(Task directions): Repeat each entry exactly and drop the pictures.

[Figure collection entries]
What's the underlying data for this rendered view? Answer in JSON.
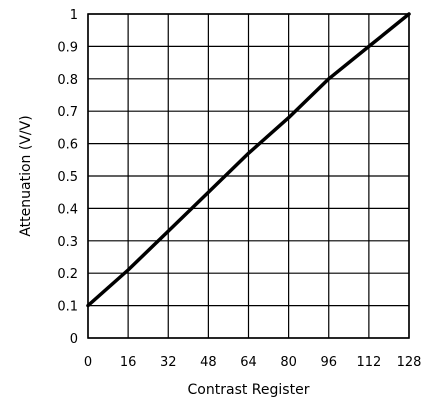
{
  "chart_data": {
    "type": "line",
    "xlabel": "Contrast Register",
    "ylabel": "Attenuation (V/V)",
    "xlim": [
      0,
      128
    ],
    "ylim": [
      0,
      1
    ],
    "x_ticks": [
      "0",
      "16",
      "32",
      "48",
      "64",
      "80",
      "96",
      "112",
      "128"
    ],
    "y_ticks": [
      "0",
      "0.1",
      "0.2",
      "0.3",
      "0.4",
      "0.5",
      "0.6",
      "0.7",
      "0.8",
      "0.9",
      "1"
    ],
    "grid": true,
    "line_color": "#000000",
    "series": [
      {
        "x": [
          0,
          16,
          32,
          48,
          64,
          80,
          96,
          112,
          128
        ],
        "values": [
          0.1,
          0.21,
          0.33,
          0.45,
          0.57,
          0.68,
          0.8,
          0.9,
          1.0
        ]
      }
    ]
  }
}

(Solution for this task):
What's the underlying data for this rendered view? Answer in JSON.
{
  "chart_data": {
    "type": "line",
    "xlabel": "Contrast Register",
    "ylabel": "Attenuation (V/V)",
    "xlim": [
      0,
      128
    ],
    "ylim": [
      0,
      1
    ],
    "x_ticks": [
      "0",
      "16",
      "32",
      "48",
      "64",
      "80",
      "96",
      "112",
      "128"
    ],
    "y_ticks": [
      "0",
      "0.1",
      "0.2",
      "0.3",
      "0.4",
      "0.5",
      "0.6",
      "0.7",
      "0.8",
      "0.9",
      "1"
    ],
    "grid": true,
    "line_color": "#000000",
    "series": [
      {
        "x": [
          0,
          16,
          32,
          48,
          64,
          80,
          96,
          112,
          128
        ],
        "values": [
          0.1,
          0.21,
          0.33,
          0.45,
          0.57,
          0.68,
          0.8,
          0.9,
          1.0
        ]
      }
    ]
  }
}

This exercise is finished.